## EXCERPT TO READ:
- - - - - - -
Post-Attack Command and Control System Facility, Hadley is a defunct Post-Attack Command and Control System facility that operated from June 2, 1958 until 1970. It is located on and under Bare Mountain in Hadley, Massachusetts. The facility was known by many different names: 8th Air Force Combat Operations Center (COC), "The Notch", and "Westover Communications Annex" since it was related to nearby Westover Air Force Base.

The facility has been described as having two underground stories amounting to . It was designed to house 135 people.

History
In 1957, Strategic Air Command began construction for a hardened bunker to contain the command post for the 8th Air Force, which was located at nearby Westover Air Force Base, Chicopee, Massachusetts.  The facility was located inside Bare Mountain, off Route 116, and was nicknamed "The Notch."  The underground facility, built into the side of Bare Mountain, was hardened to protect it from the effects of a nearby nuclear blast and designed so that the senior military staff could facilitate further military operations.
- - - - - - -
## SUPPLIED RECORDS:
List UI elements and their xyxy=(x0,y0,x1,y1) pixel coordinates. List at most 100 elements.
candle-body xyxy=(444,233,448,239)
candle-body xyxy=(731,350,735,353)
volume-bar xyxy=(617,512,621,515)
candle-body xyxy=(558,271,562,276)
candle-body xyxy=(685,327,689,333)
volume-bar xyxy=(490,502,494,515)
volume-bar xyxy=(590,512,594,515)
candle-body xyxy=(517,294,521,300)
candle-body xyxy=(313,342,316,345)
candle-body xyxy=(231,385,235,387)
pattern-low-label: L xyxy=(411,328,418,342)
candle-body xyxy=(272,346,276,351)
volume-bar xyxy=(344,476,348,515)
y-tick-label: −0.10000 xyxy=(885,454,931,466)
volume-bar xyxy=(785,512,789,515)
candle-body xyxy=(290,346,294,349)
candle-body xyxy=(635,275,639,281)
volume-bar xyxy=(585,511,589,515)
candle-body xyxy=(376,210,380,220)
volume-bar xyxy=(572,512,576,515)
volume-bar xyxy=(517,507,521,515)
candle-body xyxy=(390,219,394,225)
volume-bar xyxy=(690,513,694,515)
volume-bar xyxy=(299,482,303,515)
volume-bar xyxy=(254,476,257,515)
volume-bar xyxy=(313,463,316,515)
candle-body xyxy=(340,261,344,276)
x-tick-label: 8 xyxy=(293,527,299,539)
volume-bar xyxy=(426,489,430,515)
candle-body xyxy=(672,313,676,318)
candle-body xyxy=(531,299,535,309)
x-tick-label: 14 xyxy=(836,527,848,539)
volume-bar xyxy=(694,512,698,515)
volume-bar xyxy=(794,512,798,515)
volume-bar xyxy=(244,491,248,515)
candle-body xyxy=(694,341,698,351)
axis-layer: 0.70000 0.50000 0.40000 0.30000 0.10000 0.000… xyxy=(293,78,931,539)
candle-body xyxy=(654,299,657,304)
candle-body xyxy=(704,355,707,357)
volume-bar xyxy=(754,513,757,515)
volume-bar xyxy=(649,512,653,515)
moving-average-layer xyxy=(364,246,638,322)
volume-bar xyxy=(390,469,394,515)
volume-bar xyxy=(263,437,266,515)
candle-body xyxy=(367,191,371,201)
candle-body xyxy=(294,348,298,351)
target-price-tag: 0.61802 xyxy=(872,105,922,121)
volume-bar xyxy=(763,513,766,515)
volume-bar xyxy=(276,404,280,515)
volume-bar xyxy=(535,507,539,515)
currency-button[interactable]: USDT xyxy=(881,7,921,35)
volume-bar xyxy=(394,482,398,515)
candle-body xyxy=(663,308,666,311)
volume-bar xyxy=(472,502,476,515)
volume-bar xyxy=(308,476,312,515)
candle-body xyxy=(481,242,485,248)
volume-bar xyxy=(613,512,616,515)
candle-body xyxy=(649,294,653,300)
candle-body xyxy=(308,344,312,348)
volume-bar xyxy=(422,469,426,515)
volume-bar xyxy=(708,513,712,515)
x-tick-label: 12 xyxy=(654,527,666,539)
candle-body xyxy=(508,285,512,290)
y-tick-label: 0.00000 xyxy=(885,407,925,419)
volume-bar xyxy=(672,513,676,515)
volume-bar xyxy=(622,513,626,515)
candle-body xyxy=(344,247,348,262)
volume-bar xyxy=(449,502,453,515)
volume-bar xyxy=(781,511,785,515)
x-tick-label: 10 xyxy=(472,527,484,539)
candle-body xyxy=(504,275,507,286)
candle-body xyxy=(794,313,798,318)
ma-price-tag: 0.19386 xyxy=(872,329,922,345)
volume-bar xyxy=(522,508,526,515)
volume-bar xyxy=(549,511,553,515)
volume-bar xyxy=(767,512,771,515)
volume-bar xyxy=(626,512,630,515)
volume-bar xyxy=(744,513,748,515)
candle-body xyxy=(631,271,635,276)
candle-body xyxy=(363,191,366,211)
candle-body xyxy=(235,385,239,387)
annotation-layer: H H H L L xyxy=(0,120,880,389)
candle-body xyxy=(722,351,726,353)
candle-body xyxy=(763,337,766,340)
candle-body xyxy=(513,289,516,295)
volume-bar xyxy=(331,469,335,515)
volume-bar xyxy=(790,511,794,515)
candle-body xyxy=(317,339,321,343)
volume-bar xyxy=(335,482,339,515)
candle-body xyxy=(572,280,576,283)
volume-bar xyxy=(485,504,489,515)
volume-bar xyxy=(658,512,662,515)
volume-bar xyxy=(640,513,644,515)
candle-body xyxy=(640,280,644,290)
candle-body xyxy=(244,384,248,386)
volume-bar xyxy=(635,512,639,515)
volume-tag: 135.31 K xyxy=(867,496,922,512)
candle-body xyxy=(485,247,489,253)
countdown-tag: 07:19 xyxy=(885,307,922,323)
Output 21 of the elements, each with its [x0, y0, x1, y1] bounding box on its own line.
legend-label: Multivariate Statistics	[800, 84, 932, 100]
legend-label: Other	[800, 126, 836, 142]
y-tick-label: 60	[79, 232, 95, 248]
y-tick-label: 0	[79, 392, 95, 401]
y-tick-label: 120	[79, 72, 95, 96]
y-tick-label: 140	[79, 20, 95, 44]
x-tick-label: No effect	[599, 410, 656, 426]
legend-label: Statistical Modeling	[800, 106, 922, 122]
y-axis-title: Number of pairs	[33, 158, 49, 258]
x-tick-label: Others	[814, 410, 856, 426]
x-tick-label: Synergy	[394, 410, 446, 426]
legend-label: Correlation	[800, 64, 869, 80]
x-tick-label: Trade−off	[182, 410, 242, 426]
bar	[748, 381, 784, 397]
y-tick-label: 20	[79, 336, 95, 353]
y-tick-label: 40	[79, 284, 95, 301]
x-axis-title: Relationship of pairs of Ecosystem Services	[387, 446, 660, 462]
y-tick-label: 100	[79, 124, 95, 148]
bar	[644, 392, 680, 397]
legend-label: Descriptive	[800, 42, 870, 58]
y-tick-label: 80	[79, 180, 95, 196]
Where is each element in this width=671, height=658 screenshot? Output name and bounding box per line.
- - - - - - -
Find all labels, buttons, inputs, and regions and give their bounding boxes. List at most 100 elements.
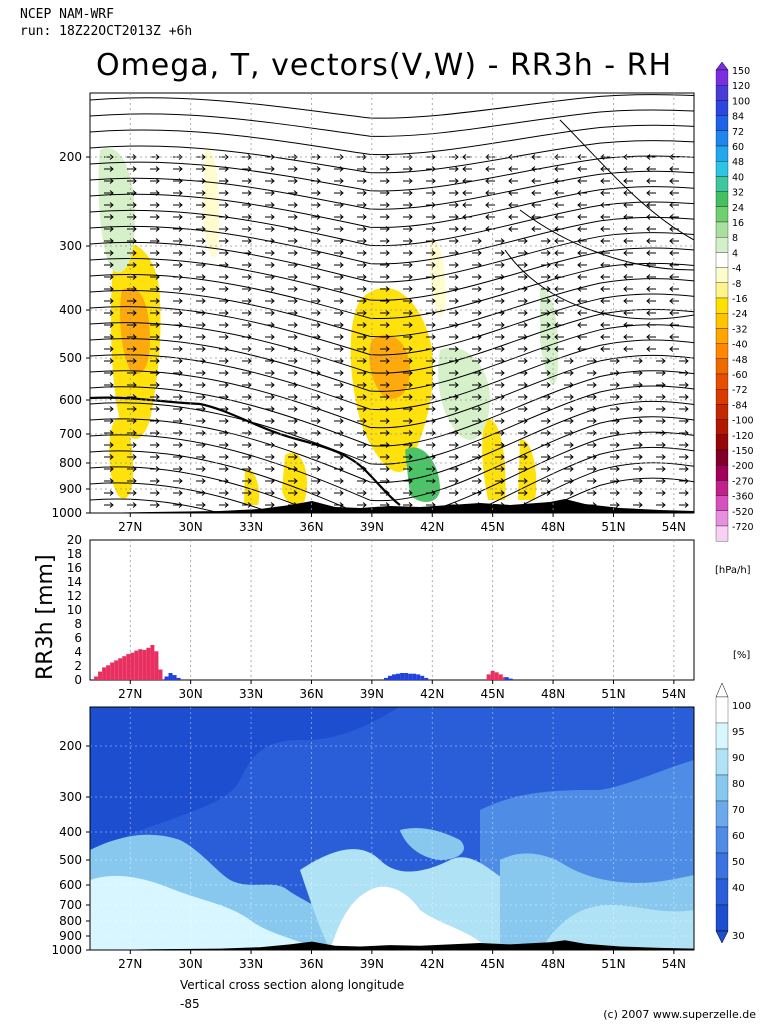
- - - - - - -
## WRITTEN PROBLEM 1:
In the rows, change "legend-label" to "legend-entry" in the lines starting with the line that contains "Output 21 of" and going on through the line that contains "Where is each". Leave everything else in those lines unchanged, and return only those lines.
## WRITTEN PROBLEM 2:
Go on with the passage about the Hadley command bunker under Bare Mountain, starting right after its final sentence.

## FINAL ANSWER 1:
Output 21 of the elements, each with its [x0, y0, x1, y1] bounding box on its own line.
legend-entry: Multivariate Statistics	[800, 84, 932, 100]
legend-entry: Other	[800, 126, 836, 142]
y-tick-label: 60	[79, 232, 95, 248]
y-tick-label: 0	[79, 392, 95, 401]
y-tick-label: 120	[79, 72, 95, 96]
y-tick-label: 140	[79, 20, 95, 44]
x-tick-label: No effect	[599, 410, 656, 426]
legend-entry: Statistical Modeling	[800, 106, 922, 122]
y-axis-title: Number of pairs	[33, 158, 49, 258]
x-tick-label: Others	[814, 410, 856, 426]
x-tick-label: Synergy	[394, 410, 446, 426]
legend-entry: Correlation	[800, 64, 869, 80]
x-tick-label: Trade−off	[182, 410, 242, 426]
bar	[748, 381, 784, 397]
y-tick-label: 20	[79, 336, 95, 353]
y-tick-label: 40	[79, 284, 95, 301]
x-axis-title: Relationship of pairs of Ecosystem Services	[387, 446, 660, 462]
y-tick-label: 100	[79, 124, 95, 148]
bar	[644, 392, 680, 397]
legend-entry: Descriptive	[800, 42, 870, 58]
y-tick-label: 80	[79, 180, 95, 196]
Where is each element in this width=671, height=658 screenshot? Output name and bounding box per line.

## FINAL ANSWER 2:
It was connected to ATT Blackstone, ATT Chesterfield, and ATT Peru via microwave transmissions during its operation.

Reuse
The facility was shut down in 1970, when the 8th Air Force was relocated to Guam. After the U.S. Air Force abandoned the site in 1970, the Federal Reserve took over and used it as a secure storage facility for their records. Allegedly they stored large sums of money there as well, to be used to restart the economy after a nuclear war.

Today, the bunker is used as a library storage facility for the Five Colleges.

The facility was used in the 2010 Mel Gibson movie Edge of Darkness. The front entrance of the facility stood in for the main entrance of the Northmoor Facility in the movie and the access road, Military Road, was used in the beginning of the pursuit scene where Gibson's character begins his chase of the facility director.

Units based there
 8th Air Force (1958–1970)
 814th Combat Defense Squadron (1958–1968)
 99th Security Police Squadron (1968–1970)

See also
 Continuity of government
 Magic Mountain
 Post Attack Command and Control System
 List of military installations in Massachusetts

References

External links

 "The Notch" PACCS installation, with photos of the facility when it was active
 Westover Joint Air Reserve Base (JARB), GlobalSecurity.org
 "The Notch" - Westover Communications Annex - PACCS
 "Library Holdings Moving Underground", Smith College news
 814th Combat Defense Squadron - Air Police squadron that guarded "The Notch"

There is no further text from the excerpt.